Exercise description:
List each line of the data in which the string "both" appears.

....

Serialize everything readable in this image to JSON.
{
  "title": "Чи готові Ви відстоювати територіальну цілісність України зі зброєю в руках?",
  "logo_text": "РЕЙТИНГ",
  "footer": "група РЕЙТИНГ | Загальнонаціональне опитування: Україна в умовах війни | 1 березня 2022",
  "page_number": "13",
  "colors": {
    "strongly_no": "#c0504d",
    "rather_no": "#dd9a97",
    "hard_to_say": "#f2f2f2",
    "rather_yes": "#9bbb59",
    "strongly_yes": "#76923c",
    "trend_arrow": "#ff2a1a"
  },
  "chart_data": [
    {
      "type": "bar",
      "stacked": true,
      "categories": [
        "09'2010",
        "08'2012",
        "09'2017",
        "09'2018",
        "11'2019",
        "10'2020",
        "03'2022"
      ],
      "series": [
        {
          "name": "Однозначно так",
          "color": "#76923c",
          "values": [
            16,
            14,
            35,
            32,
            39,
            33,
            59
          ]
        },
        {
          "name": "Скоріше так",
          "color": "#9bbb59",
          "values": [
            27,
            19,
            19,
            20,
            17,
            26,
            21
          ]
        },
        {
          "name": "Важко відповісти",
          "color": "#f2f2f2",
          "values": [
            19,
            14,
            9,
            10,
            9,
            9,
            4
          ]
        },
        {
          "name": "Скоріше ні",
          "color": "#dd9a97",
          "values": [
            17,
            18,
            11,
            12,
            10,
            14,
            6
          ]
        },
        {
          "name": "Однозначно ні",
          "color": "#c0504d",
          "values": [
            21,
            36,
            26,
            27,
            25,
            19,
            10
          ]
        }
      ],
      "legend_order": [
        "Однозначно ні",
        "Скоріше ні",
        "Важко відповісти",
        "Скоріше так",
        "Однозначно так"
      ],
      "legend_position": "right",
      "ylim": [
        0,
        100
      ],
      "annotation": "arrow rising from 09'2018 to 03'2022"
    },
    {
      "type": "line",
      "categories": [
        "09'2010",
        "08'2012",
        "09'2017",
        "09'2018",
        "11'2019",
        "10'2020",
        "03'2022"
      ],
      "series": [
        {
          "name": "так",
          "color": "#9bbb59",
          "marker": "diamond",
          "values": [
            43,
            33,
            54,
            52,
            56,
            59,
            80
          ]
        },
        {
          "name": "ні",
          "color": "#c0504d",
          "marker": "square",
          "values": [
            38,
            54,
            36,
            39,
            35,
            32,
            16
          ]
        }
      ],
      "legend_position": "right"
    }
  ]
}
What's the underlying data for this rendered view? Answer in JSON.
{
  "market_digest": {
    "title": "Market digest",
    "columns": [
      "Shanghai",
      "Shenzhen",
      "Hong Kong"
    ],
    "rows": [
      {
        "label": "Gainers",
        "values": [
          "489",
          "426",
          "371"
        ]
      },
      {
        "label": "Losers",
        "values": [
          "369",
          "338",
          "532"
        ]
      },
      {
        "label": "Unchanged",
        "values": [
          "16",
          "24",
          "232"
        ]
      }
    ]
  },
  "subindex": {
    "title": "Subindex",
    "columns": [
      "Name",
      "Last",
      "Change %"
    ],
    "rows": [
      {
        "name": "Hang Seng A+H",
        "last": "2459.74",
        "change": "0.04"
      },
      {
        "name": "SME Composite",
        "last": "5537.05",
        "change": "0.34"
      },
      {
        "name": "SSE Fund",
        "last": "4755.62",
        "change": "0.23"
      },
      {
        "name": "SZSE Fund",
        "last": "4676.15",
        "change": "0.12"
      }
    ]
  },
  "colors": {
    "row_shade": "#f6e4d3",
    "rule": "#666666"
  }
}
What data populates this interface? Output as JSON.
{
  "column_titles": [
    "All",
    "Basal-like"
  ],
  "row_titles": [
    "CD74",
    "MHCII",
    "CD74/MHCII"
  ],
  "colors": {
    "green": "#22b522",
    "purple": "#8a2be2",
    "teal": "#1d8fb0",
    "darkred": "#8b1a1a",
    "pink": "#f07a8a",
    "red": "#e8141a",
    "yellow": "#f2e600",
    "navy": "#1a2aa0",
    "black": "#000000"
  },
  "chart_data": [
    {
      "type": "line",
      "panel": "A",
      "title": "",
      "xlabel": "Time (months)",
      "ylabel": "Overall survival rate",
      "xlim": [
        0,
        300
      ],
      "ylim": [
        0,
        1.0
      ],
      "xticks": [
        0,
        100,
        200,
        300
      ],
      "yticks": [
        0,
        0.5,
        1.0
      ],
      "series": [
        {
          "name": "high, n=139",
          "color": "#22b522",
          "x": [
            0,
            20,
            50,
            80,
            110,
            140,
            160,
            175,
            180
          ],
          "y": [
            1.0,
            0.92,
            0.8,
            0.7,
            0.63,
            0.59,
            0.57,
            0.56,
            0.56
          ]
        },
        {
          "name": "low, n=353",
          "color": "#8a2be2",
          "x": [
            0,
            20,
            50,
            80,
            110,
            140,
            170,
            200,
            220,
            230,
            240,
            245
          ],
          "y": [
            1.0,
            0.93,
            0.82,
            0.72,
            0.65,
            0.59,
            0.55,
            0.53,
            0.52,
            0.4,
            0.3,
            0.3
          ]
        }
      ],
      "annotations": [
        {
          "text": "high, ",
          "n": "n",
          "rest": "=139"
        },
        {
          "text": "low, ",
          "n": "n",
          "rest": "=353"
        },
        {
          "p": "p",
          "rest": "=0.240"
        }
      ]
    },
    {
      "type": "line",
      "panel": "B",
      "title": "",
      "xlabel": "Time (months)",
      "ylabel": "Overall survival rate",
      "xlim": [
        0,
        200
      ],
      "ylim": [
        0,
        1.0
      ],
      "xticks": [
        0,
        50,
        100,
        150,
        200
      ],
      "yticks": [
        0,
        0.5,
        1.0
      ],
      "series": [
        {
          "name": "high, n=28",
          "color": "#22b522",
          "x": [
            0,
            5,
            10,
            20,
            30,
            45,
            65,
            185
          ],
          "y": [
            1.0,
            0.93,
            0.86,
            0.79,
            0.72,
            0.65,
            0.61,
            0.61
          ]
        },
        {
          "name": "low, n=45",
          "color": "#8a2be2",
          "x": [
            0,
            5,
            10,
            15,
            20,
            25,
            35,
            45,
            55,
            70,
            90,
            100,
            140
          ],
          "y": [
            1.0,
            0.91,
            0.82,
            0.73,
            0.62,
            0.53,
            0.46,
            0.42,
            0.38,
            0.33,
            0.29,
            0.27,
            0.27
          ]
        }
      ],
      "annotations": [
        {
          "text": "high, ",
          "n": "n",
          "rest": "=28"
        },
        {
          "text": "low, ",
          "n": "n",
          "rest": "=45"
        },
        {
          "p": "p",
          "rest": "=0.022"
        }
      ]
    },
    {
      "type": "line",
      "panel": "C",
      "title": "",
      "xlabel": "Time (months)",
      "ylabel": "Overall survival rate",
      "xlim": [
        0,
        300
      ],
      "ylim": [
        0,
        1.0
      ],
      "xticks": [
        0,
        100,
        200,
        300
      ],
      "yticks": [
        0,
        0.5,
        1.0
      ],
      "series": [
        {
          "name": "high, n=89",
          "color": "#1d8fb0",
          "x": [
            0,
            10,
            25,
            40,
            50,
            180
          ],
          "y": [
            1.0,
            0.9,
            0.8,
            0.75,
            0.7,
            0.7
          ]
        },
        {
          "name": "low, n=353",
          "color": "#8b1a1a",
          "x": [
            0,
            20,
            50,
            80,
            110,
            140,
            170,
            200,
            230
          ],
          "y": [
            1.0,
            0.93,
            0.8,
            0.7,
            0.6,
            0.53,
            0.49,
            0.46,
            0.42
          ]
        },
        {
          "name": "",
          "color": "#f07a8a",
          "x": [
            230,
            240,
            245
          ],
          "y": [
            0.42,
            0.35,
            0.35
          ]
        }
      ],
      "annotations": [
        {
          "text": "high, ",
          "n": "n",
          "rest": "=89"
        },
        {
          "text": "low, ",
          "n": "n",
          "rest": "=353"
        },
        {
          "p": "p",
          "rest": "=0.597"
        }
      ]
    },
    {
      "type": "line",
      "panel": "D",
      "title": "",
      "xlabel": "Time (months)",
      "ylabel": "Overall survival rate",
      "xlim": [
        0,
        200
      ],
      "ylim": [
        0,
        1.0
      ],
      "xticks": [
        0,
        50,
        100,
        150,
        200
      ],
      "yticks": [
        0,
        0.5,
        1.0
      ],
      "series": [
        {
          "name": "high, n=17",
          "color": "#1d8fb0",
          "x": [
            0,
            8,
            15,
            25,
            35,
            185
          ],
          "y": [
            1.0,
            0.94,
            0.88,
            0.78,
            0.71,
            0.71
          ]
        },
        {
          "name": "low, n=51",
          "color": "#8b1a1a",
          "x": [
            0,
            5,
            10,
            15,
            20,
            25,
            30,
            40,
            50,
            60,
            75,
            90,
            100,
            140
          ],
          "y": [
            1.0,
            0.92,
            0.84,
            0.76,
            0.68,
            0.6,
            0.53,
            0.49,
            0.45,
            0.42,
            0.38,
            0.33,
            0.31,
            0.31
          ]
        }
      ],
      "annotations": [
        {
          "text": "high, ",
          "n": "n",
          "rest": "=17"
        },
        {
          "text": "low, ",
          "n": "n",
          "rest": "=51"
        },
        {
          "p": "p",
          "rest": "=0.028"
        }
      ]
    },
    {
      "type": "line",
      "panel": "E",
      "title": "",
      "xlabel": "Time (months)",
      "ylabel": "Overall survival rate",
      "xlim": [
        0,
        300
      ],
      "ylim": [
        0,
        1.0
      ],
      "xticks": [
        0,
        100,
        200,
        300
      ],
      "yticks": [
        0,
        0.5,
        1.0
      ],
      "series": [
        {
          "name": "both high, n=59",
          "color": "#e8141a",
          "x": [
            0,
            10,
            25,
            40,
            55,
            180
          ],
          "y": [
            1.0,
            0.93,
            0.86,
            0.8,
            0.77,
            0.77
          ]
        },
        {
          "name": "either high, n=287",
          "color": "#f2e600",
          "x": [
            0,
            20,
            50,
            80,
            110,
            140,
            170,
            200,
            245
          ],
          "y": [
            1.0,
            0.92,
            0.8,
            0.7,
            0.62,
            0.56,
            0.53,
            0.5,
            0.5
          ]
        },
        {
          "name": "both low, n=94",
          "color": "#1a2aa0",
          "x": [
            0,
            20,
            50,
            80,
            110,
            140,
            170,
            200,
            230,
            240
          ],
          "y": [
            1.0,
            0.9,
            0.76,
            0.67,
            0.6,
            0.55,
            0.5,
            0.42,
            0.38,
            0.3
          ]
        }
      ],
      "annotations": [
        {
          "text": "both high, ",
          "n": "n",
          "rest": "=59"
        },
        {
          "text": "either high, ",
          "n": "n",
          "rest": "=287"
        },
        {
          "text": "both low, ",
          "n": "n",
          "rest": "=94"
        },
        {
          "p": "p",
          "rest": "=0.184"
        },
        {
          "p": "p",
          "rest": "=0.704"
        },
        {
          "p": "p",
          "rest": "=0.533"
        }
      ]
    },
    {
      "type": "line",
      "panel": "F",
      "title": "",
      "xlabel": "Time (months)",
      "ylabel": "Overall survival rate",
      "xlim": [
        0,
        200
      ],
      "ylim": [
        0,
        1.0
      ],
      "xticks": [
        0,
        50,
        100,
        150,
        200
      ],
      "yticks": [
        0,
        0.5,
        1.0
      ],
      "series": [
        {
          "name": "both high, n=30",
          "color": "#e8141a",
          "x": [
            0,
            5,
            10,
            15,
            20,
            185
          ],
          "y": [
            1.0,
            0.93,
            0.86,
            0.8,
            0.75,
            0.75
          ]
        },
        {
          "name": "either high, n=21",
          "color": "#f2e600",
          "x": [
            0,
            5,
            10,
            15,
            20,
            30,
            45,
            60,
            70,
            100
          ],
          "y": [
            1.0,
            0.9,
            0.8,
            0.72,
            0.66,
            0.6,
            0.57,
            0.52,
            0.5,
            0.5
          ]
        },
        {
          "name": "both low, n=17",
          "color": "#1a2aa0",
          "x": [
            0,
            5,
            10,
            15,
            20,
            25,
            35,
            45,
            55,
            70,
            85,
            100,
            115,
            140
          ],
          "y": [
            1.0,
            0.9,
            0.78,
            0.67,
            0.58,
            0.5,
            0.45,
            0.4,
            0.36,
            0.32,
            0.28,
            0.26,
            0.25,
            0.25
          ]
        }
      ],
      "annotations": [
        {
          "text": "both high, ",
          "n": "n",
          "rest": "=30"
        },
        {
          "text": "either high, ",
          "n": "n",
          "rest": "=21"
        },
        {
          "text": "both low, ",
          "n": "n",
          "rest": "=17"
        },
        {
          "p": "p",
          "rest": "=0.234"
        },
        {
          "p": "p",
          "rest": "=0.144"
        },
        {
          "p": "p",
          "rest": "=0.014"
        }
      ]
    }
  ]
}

....

Solution to this task:
          "name": "both high, n=59",
          "name": "both low, n=94",
          "text": "both high, ",
          "text": "both low, ",
          "name": "both high, n=30",
          "name": "both low, n=17",
          "text": "both high, ",
          "text": "both low, ",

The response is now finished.